Dataset rows:
▼▼▼

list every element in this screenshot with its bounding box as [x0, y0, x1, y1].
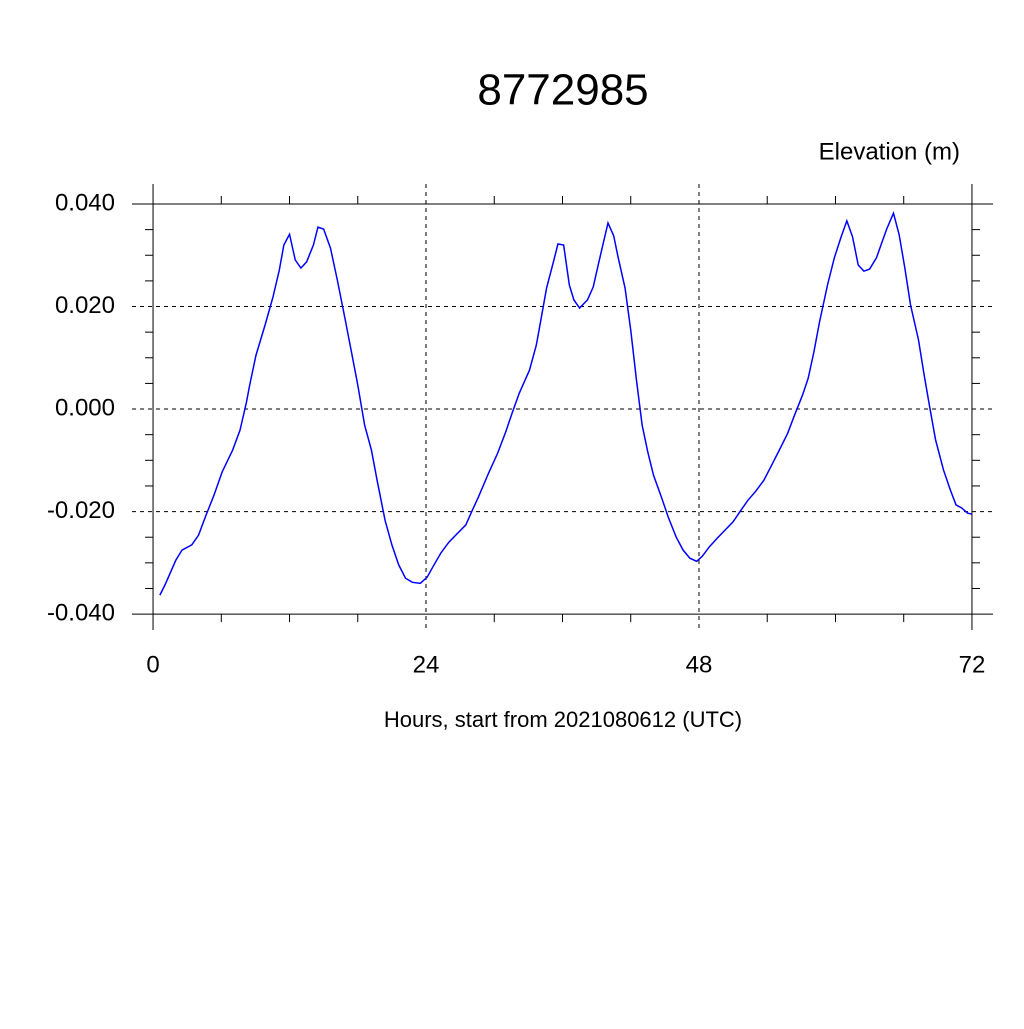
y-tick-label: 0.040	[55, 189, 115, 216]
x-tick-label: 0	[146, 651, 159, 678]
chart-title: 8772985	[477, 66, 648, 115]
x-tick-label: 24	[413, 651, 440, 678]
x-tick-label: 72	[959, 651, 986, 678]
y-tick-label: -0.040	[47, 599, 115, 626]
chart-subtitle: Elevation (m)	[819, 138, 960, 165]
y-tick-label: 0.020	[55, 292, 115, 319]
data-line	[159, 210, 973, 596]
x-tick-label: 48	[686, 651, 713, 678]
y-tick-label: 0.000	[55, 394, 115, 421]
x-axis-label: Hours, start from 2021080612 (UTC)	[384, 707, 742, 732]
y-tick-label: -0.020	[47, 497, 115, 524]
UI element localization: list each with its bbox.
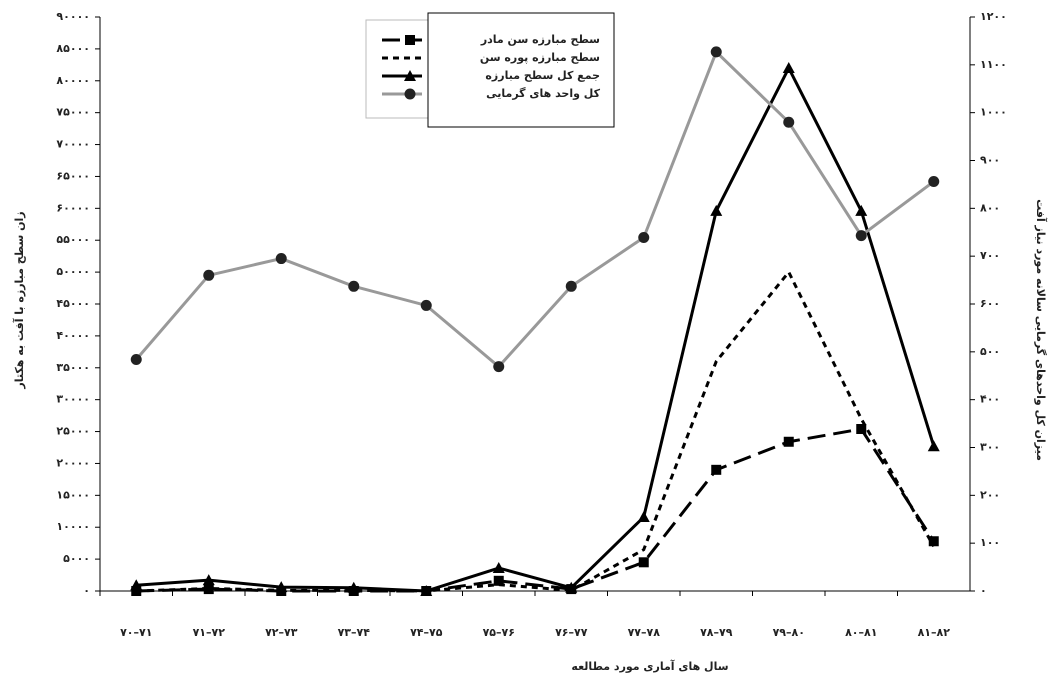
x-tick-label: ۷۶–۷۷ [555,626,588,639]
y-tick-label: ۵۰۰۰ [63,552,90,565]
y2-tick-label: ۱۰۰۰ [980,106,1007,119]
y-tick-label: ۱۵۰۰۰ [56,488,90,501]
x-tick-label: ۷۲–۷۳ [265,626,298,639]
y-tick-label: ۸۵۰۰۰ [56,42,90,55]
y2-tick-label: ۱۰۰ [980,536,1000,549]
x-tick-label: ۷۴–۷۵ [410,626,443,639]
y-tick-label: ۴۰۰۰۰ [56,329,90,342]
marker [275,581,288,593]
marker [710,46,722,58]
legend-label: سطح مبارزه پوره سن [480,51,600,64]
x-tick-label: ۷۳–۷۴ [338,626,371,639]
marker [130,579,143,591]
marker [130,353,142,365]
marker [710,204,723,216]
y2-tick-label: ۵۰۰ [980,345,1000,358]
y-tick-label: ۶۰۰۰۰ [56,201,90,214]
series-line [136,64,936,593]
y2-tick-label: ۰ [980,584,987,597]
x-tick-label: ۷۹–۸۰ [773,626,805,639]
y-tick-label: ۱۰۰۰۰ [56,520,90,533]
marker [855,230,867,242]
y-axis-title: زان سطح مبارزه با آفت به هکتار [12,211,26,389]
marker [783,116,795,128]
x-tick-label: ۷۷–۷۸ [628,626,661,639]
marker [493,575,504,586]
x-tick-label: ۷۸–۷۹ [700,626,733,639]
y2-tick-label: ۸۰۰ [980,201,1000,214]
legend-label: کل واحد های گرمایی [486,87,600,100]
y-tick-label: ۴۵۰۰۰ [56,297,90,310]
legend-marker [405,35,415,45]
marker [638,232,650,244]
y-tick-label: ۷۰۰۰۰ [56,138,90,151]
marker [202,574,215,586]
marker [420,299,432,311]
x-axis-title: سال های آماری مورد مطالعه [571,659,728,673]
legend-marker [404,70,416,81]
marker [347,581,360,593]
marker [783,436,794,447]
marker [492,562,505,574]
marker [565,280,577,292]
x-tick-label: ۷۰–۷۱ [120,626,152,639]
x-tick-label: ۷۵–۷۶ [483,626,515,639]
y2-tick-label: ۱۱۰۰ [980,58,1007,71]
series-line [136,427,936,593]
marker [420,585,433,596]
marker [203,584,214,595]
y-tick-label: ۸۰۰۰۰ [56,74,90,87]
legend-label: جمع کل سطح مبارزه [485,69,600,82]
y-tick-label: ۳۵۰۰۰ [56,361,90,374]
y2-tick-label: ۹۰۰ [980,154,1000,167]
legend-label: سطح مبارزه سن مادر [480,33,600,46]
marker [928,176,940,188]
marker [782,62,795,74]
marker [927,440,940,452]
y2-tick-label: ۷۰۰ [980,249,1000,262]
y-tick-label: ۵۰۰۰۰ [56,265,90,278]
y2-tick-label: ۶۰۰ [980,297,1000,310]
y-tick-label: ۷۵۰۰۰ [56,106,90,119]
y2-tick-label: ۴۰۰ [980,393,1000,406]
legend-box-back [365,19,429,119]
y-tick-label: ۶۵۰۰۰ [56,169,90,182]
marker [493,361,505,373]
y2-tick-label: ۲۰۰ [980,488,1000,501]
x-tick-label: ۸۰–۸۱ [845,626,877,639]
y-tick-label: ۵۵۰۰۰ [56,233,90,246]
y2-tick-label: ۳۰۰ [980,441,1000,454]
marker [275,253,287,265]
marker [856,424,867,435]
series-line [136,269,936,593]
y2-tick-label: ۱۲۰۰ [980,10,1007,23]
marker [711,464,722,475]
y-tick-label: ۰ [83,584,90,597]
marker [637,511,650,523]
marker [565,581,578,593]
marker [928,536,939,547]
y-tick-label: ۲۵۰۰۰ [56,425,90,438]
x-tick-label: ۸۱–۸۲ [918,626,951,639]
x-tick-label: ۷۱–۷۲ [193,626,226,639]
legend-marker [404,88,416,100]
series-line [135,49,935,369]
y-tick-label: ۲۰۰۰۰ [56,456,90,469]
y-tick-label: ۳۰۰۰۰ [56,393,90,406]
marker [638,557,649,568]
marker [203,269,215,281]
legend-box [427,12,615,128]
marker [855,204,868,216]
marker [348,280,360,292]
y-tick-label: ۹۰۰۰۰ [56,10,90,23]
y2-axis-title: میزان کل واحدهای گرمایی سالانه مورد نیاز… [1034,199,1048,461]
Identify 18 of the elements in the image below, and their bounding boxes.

▲▲▲
▼▼▼

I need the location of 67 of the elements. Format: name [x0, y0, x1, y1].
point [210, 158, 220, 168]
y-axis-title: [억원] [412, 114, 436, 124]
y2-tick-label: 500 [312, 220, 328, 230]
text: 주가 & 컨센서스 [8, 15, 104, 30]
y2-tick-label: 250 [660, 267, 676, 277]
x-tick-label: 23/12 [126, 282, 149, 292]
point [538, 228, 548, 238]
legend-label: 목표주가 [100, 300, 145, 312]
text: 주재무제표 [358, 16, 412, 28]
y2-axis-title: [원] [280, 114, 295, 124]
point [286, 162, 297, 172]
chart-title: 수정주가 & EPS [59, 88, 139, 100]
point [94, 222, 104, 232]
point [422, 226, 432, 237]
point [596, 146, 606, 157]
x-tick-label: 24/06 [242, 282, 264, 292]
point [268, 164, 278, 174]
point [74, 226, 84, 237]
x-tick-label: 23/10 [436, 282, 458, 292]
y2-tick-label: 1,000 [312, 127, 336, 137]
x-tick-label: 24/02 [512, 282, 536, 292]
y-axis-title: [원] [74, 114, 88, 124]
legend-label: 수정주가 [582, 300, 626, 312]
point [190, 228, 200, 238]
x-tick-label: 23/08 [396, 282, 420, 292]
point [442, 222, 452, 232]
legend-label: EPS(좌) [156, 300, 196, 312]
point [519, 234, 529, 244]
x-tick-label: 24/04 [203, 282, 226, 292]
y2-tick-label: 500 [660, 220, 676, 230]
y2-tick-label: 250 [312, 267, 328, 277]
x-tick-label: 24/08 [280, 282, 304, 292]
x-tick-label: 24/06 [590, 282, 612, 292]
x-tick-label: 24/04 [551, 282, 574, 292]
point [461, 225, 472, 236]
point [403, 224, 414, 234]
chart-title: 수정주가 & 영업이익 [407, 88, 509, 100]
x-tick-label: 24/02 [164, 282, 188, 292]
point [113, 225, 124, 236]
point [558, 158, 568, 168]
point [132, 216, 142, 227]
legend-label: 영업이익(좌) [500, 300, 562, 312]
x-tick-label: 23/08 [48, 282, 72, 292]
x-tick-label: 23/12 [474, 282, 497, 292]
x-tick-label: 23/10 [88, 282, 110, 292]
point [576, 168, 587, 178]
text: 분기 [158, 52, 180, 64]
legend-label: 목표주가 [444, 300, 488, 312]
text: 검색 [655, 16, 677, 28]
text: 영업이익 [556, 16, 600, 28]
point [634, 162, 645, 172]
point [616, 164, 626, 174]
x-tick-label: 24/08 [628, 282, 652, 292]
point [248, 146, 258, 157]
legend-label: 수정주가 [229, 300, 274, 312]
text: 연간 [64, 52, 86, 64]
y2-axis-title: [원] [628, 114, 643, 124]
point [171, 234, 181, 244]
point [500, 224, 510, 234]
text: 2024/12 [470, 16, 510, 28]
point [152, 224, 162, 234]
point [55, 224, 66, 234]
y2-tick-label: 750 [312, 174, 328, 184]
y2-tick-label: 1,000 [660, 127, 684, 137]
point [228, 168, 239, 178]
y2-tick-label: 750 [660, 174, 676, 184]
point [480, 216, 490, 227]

▲▲▲

Problem requirements: Copy out each line of the listing above that contains the string "수정주가".

Task solution:
chart-title: 수정주가 & EPS [59, 88, 139, 100]
legend-label: 수정주가 [582, 300, 626, 312]
chart-title: 수정주가 & 영업이익 [407, 88, 509, 100]
legend-label: 수정주가 [229, 300, 274, 312]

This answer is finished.